● **Short exercise**: Everything from the line that contains "Extract the structured" through the final line of the records below should be quoted exactly, except the pictures.

## Begin Listed entries

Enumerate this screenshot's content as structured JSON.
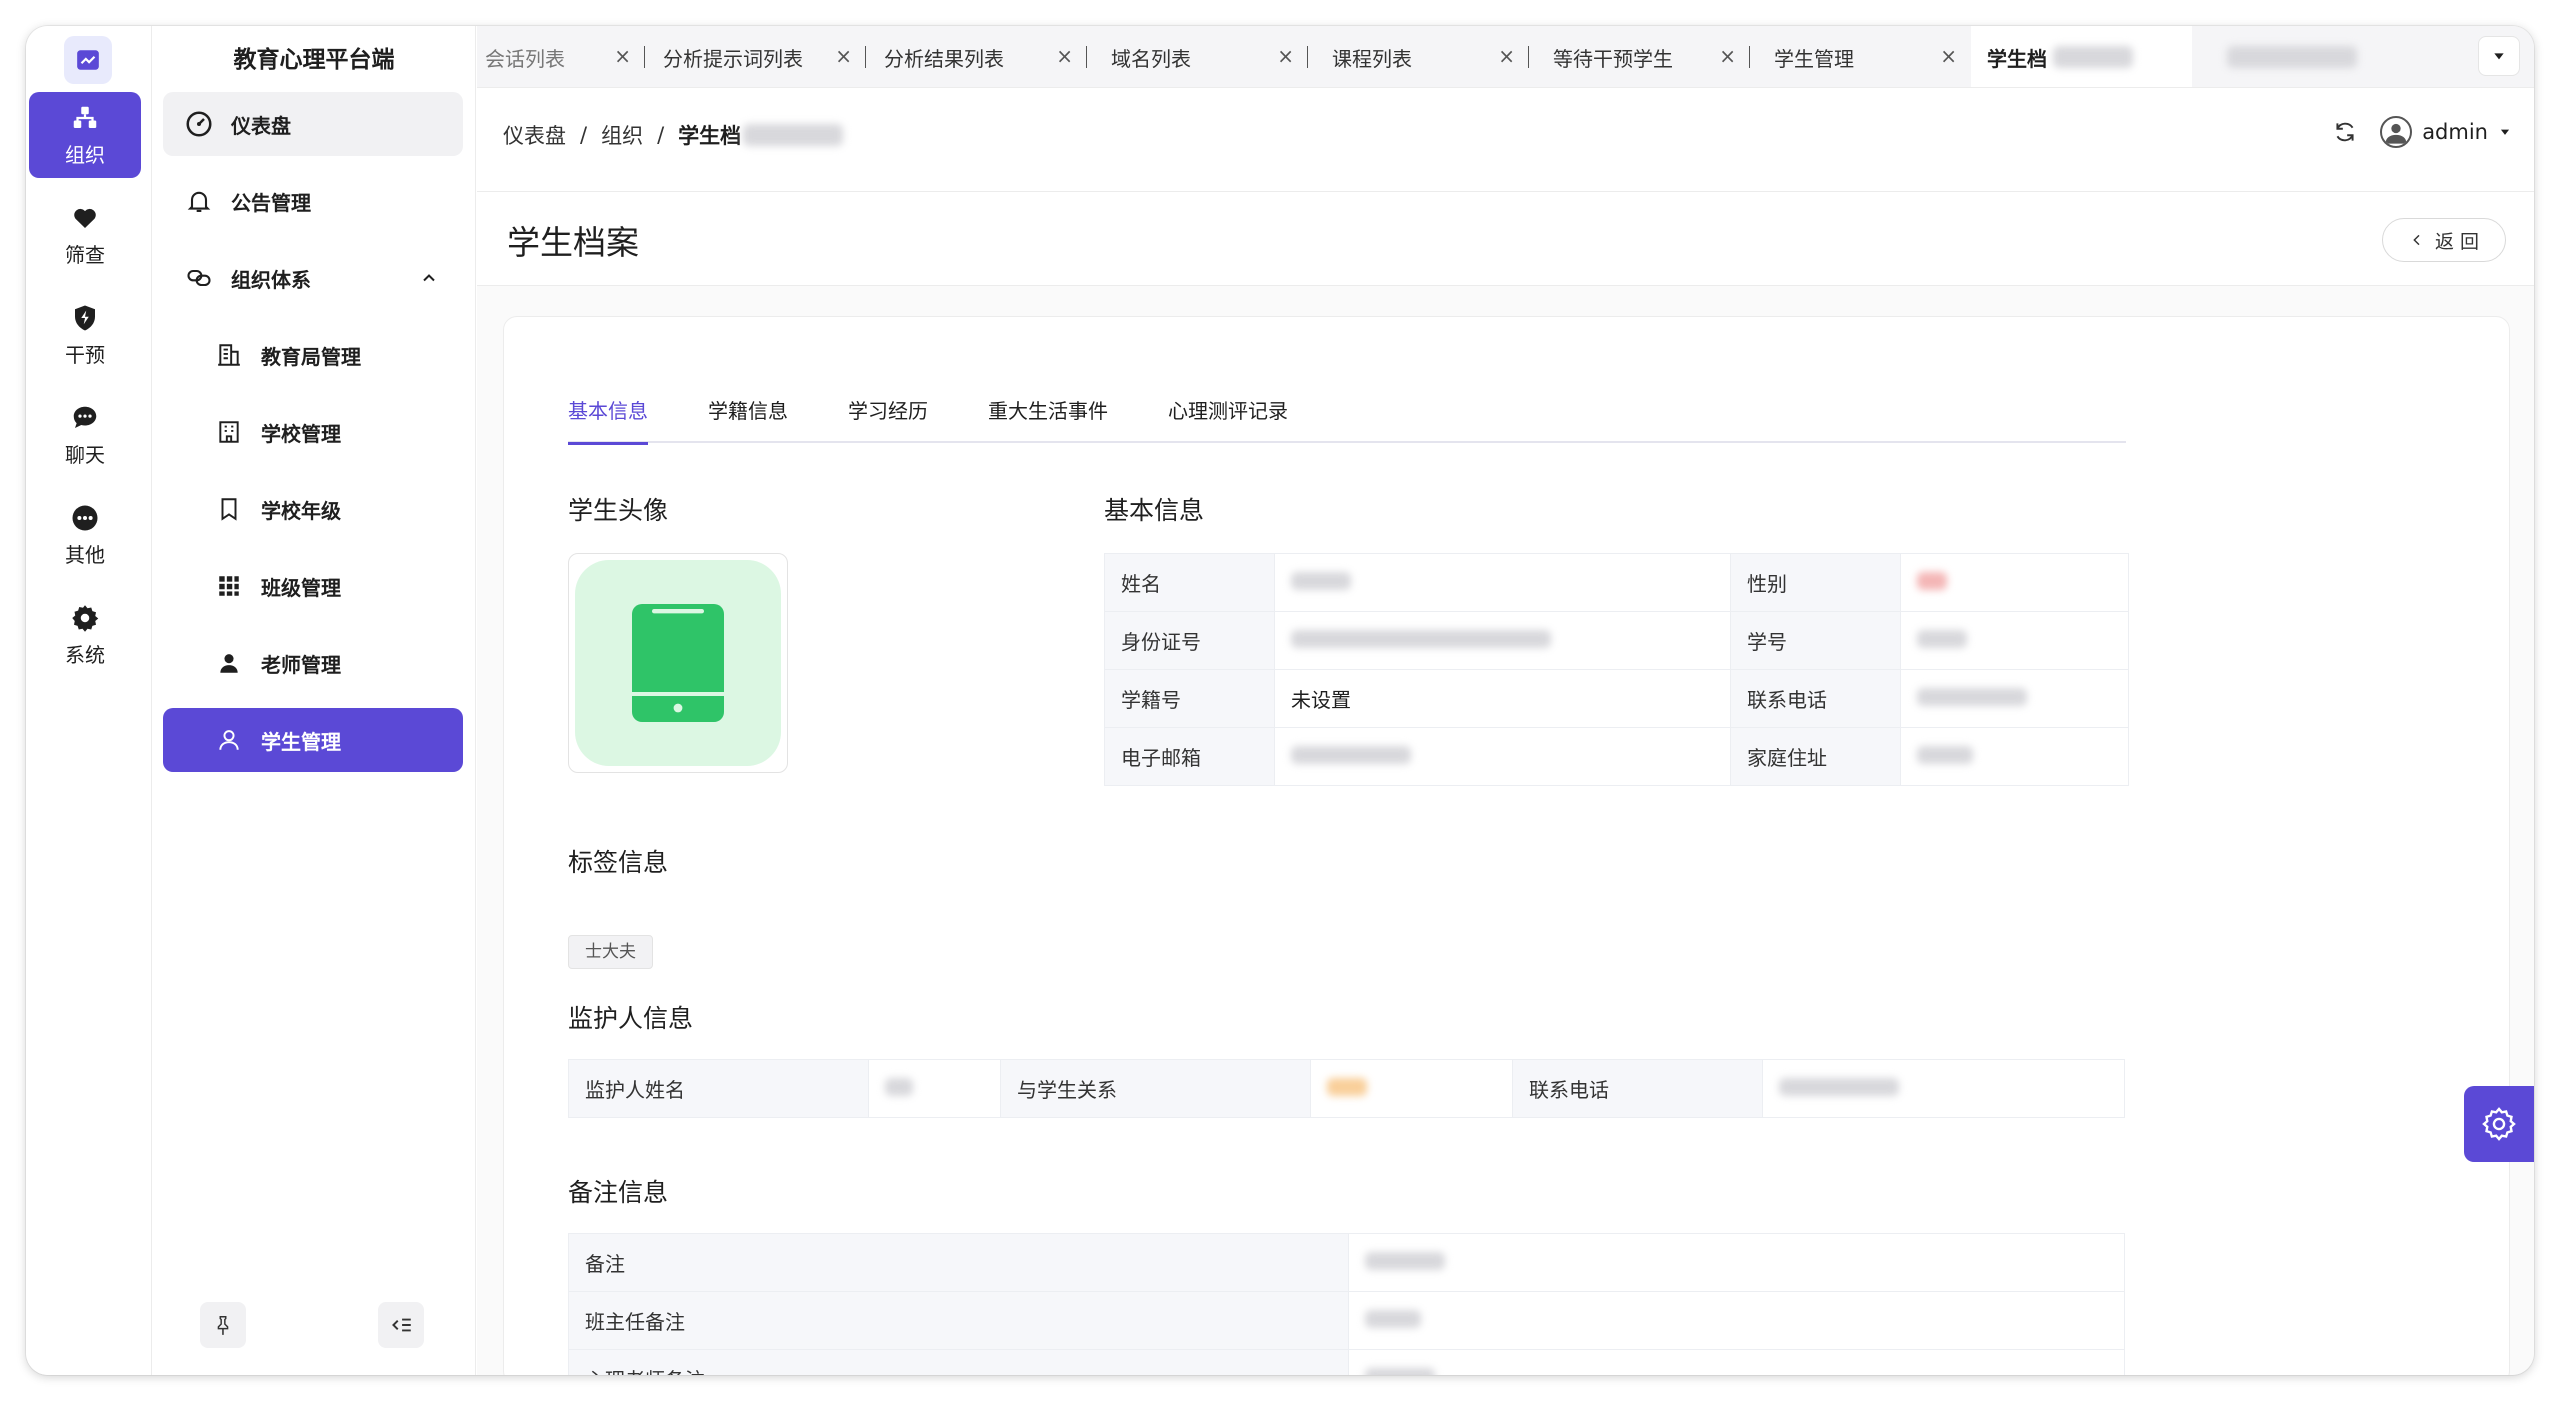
{
  "app": {
    "title": "教育心理平台端"
  },
  "rail": {
    "items": [
      {
        "label": "组织",
        "icon": "org-icon",
        "active": true
      },
      {
        "label": "筛查",
        "icon": "heart-icon"
      },
      {
        "label": "干预",
        "icon": "shield-icon"
      },
      {
        "label": "聊天",
        "icon": "chat-icon"
      },
      {
        "label": "其他",
        "icon": "more-icon"
      },
      {
        "label": "系统",
        "icon": "gear-icon"
      }
    ]
  },
  "sidebar": {
    "items": [
      {
        "label": "仪表盘",
        "icon": "dashboard-icon"
      },
      {
        "label": "公告管理",
        "icon": "bell-icon"
      },
      {
        "label": "组织体系",
        "icon": "link-icon"
      },
      {
        "label": "教育局管理",
        "icon": "building-icon"
      },
      {
        "label": "学校管理",
        "icon": "school-icon"
      },
      {
        "label": "学校年级",
        "icon": "bookmark-icon"
      },
      {
        "label": "班级管理",
        "icon": "grid-icon"
      },
      {
        "label": "老师管理",
        "icon": "user-icon"
      },
      {
        "label": "学生管理",
        "icon": "user-outline-icon"
      }
    ]
  },
  "tabs": [
    {
      "label": "会话列表"
    },
    {
      "label": "分析提示词列表"
    },
    {
      "label": "分析结果列表"
    },
    {
      "label": "域名列表"
    },
    {
      "label": "课程列表"
    },
    {
      "label": "等待干预学生"
    },
    {
      "label": "学生管理"
    },
    {
      "label": "学生档"
    }
  ],
  "header": {
    "breadcrumb": [
      "仪表盘",
      "组织",
      "学生档"
    ],
    "user": "admin"
  },
  "page": {
    "title": "学生档案",
    "back_label": "返 回"
  },
  "inner_tabs": [
    "基本信息",
    "学籍信息",
    "学习经历",
    "重大生活事件",
    "心理测评记录"
  ],
  "sections": {
    "avatar": "学生头像",
    "basic": "基本信息",
    "tags": "标签信息",
    "guardian": "监护人信息",
    "notes": "备注信息"
  },
  "basic_info": {
    "name_label": "姓名",
    "gender_label": "性别",
    "id_card_label": "身份证号",
    "student_no_label": "学号",
    "school_no_label": "学籍号",
    "school_no_value": "未设置",
    "phone_label": "联系电话",
    "email_label": "电子邮箱",
    "address_label": "家庭住址"
  },
  "tags": [
    "士大夫"
  ],
  "guardian": {
    "name_label": "监护人姓名",
    "relation_label": "与学生关系",
    "phone_label": "联系电话"
  },
  "notes": {
    "remark_label": "备注",
    "teacher_label": "班主任备注",
    "psych_label": "心理老师备注"
  },
  "colors": {
    "accent": "#5b49d6",
    "avatar_bg": "#dcf7e3",
    "avatar_icon": "#2fc468"
  }
}
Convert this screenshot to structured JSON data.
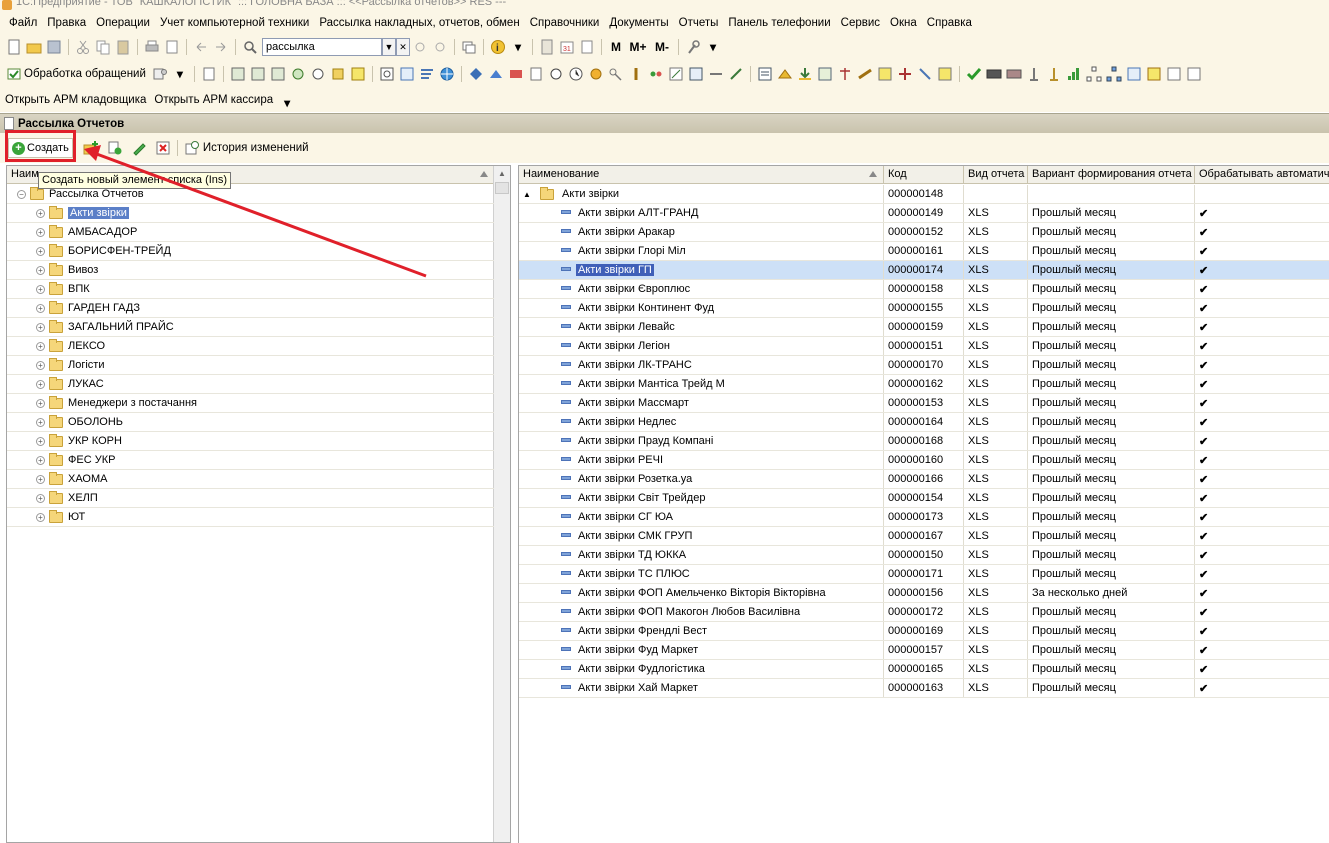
{
  "window": {
    "title": "1С:Предприятие - ТОВ \"КАШКАЛОГІСТИК\" ::: ГОЛОВНА БАЗА ::: <<Рассылка отчетов>> RES ---"
  },
  "menu": [
    "Файл",
    "Правка",
    "Операции",
    "Учет компьютерной техники",
    "Рассылка накладных, отчетов, обмен",
    "Справочники",
    "Документы",
    "Отчеты",
    "Панель телефонии",
    "Сервис",
    "Окна",
    "Справка"
  ],
  "toolbar": {
    "search_value": "рассылка",
    "m_buttons": [
      "M",
      "M+",
      "M-"
    ],
    "processing_label": "Обработка обращений",
    "open_storekeeper": "Открыть АРМ кладовщика",
    "open_cashier": "Открыть АРМ кассира"
  },
  "doc_tab": {
    "title": "Рассылка Отчетов"
  },
  "form": {
    "create_label": "Создать",
    "history_label": "История изменений",
    "tooltip": "Создать новый элемент списка (Ins)"
  },
  "tree": {
    "header": "Наименование",
    "header_visible": "Наим",
    "root": "Рассылка Отчетов",
    "items": [
      "Акти звірки",
      "АМБАСАДОР",
      "БОРИСФЕН-ТРЕЙД",
      "Вивоз",
      "ВПК",
      "ГАРДЕН ГАДЗ",
      "ЗАГАЛЬНИЙ ПРАЙС",
      "ЛЕКСО",
      "Логісти",
      "ЛУКАС",
      "Менеджери з постачання",
      "ОБОЛОНЬ",
      "УКР КОРН",
      "ФЕС УКР",
      "ХАОМА",
      "ХЕЛП",
      "ЮТ"
    ],
    "selected_index": 0
  },
  "list": {
    "columns": [
      "Наименование",
      "Код",
      "Вид отчета",
      "Вариант формирования отчета",
      "Обрабатывать автоматич"
    ],
    "group": {
      "name": "Акти звірки",
      "code": "000000148"
    },
    "selected_index": 3,
    "rows": [
      {
        "name": "Акти звірки АЛТ-ГРАНД",
        "code": "000000149",
        "type": "XLS",
        "variant": "Прошлый месяц",
        "auto": "✔"
      },
      {
        "name": "Акти звірки Аракар",
        "code": "000000152",
        "type": "XLS",
        "variant": "Прошлый месяц",
        "auto": "✔"
      },
      {
        "name": "Акти звірки Глорі Міл",
        "code": "000000161",
        "type": "XLS",
        "variant": "Прошлый месяц",
        "auto": "✔"
      },
      {
        "name": "Акти звірки ГП",
        "code": "000000174",
        "type": "XLS",
        "variant": "Прошлый месяц",
        "auto": "✔"
      },
      {
        "name": "Акти звірки Європлюс",
        "code": "000000158",
        "type": "XLS",
        "variant": "Прошлый месяц",
        "auto": "✔"
      },
      {
        "name": "Акти звірки Континент Фуд",
        "code": "000000155",
        "type": "XLS",
        "variant": "Прошлый месяц",
        "auto": "✔"
      },
      {
        "name": "Акти звірки Левайс",
        "code": "000000159",
        "type": "XLS",
        "variant": "Прошлый месяц",
        "auto": "✔"
      },
      {
        "name": "Акти звірки Легіон",
        "code": "000000151",
        "type": "XLS",
        "variant": "Прошлый месяц",
        "auto": "✔"
      },
      {
        "name": "Акти звірки ЛК-ТРАНС",
        "code": "000000170",
        "type": "XLS",
        "variant": "Прошлый месяц",
        "auto": "✔"
      },
      {
        "name": "Акти звірки Мантіса Трейд М",
        "code": "000000162",
        "type": "XLS",
        "variant": "Прошлый месяц",
        "auto": "✔"
      },
      {
        "name": "Акти звірки Массмарт",
        "code": "000000153",
        "type": "XLS",
        "variant": "Прошлый месяц",
        "auto": "✔"
      },
      {
        "name": "Акти звірки Недлес",
        "code": "000000164",
        "type": "XLS",
        "variant": "Прошлый месяц",
        "auto": "✔"
      },
      {
        "name": "Акти звірки Прауд Компані",
        "code": "000000168",
        "type": "XLS",
        "variant": "Прошлый месяц",
        "auto": "✔"
      },
      {
        "name": "Акти звірки РЕЧІ",
        "code": "000000160",
        "type": "XLS",
        "variant": "Прошлый месяц",
        "auto": "✔"
      },
      {
        "name": "Акти звірки Розетка.уа",
        "code": "000000166",
        "type": "XLS",
        "variant": "Прошлый месяц",
        "auto": "✔"
      },
      {
        "name": "Акти звірки Світ Трейдер",
        "code": "000000154",
        "type": "XLS",
        "variant": "Прошлый месяц",
        "auto": "✔"
      },
      {
        "name": "Акти звірки СГ ЮА",
        "code": "000000173",
        "type": "XLS",
        "variant": "Прошлый месяц",
        "auto": "✔"
      },
      {
        "name": "Акти звірки СМК ГРУП",
        "code": "000000167",
        "type": "XLS",
        "variant": "Прошлый месяц",
        "auto": "✔"
      },
      {
        "name": "Акти звірки ТД ЮККА",
        "code": "000000150",
        "type": "XLS",
        "variant": "Прошлый месяц",
        "auto": "✔"
      },
      {
        "name": "Акти звірки ТС ПЛЮС",
        "code": "000000171",
        "type": "XLS",
        "variant": "Прошлый месяц",
        "auto": "✔"
      },
      {
        "name": "Акти звірки ФОП Амельченко Вікторія Вікторівна",
        "code": "000000156",
        "type": "XLS",
        "variant": "За несколько дней",
        "auto": "✔"
      },
      {
        "name": "Акти звірки ФОП Макогон Любов Василівна",
        "code": "000000172",
        "type": "XLS",
        "variant": "Прошлый месяц",
        "auto": "✔"
      },
      {
        "name": "Акти звірки Френдлі Вест",
        "code": "000000169",
        "type": "XLS",
        "variant": "Прошлый месяц",
        "auto": "✔"
      },
      {
        "name": "Акти звірки Фуд Маркет",
        "code": "000000157",
        "type": "XLS",
        "variant": "Прошлый месяц",
        "auto": "✔"
      },
      {
        "name": "Акти звірки Фудлогістика",
        "code": "000000165",
        "type": "XLS",
        "variant": "Прошлый месяц",
        "auto": "✔"
      },
      {
        "name": "Акти звірки Хай Маркет",
        "code": "000000163",
        "type": "XLS",
        "variant": "Прошлый месяц",
        "auto": "✔"
      }
    ]
  },
  "colors": {
    "chrome_bg": "#fbf6e6",
    "selection": "#3f5fb8",
    "annotation": "#e0202a"
  }
}
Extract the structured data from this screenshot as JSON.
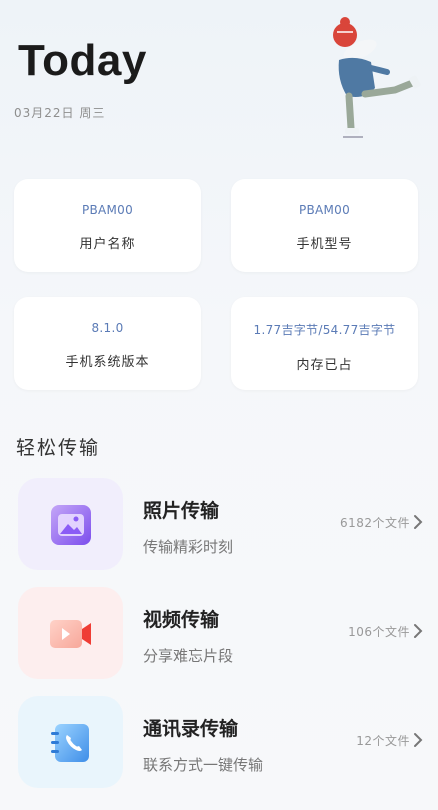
{
  "header": {
    "title": "Today",
    "date": "03月22日  周三"
  },
  "cards": [
    {
      "value": "PBAM00",
      "label": "用户名称"
    },
    {
      "value": "PBAM00",
      "label": "手机型号"
    },
    {
      "value": "8.1.0",
      "label": "手机系统版本"
    },
    {
      "value": "1.77吉字节/54.77吉字节",
      "label": "内存已占"
    }
  ],
  "transfer": {
    "section_title": "轻松传输",
    "items": [
      {
        "title": "照片传输",
        "subtitle": "传输精彩时刻",
        "count": "6182个文件",
        "icon": "photo-icon",
        "color": "#8b5cf6"
      },
      {
        "title": "视频传输",
        "subtitle": "分享难忘片段",
        "count": "106个文件",
        "icon": "video-icon",
        "color": "#f06a5e"
      },
      {
        "title": "通讯录传输",
        "subtitle": "联系方式一键传输",
        "count": "12个文件",
        "icon": "contacts-icon",
        "color": "#3f8ee8"
      }
    ]
  }
}
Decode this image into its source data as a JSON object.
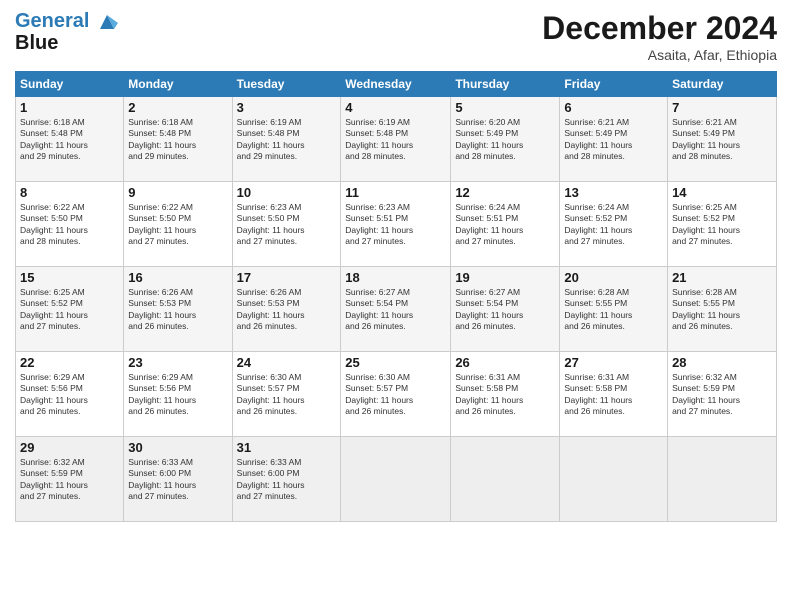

## End Listed entries

● **The reply**:
Extract the structured data from this screenshot as JSON.
{
  "header": {
    "title": "Today",
    "date": "03月22日  周三"
  },
  "cards": [
    {
      "value": "PBAM00",
      "label": "用户名称"
    },
    {
      "value": "PBAM00",
      "label": "手机型号"
    },
    {
      "value": "8.1.0",
      "label": "手机系统版本"
    },
    {
      "value": "1.77吉字节/54.77吉字节",
      "label": "内存已占"
    }
  ],
  "transfer": {
    "section_title": "轻松传输",
    "items": [
      {
        "title": "照片传输",
        "subtitle": "传输精彩时刻",
        "count": "6182个文件",
        "icon": "photo-icon",
        "color": "#8b5cf6"
      },
      {
        "title": "视频传输",
        "subtitle": "分享难忘片段",
        "count": "106个文件",
        "icon": "video-icon",
        "color": "#f06a5e"
      },
      {
        "title": "通讯录传输",
        "subtitle": "联系方式一键传输",
        "count": "12个文件",
        "icon": "contacts-icon",
        "color": "#3f8ee8"
      }
    ]
  }
}
Decode this image into its source data as a JSON object.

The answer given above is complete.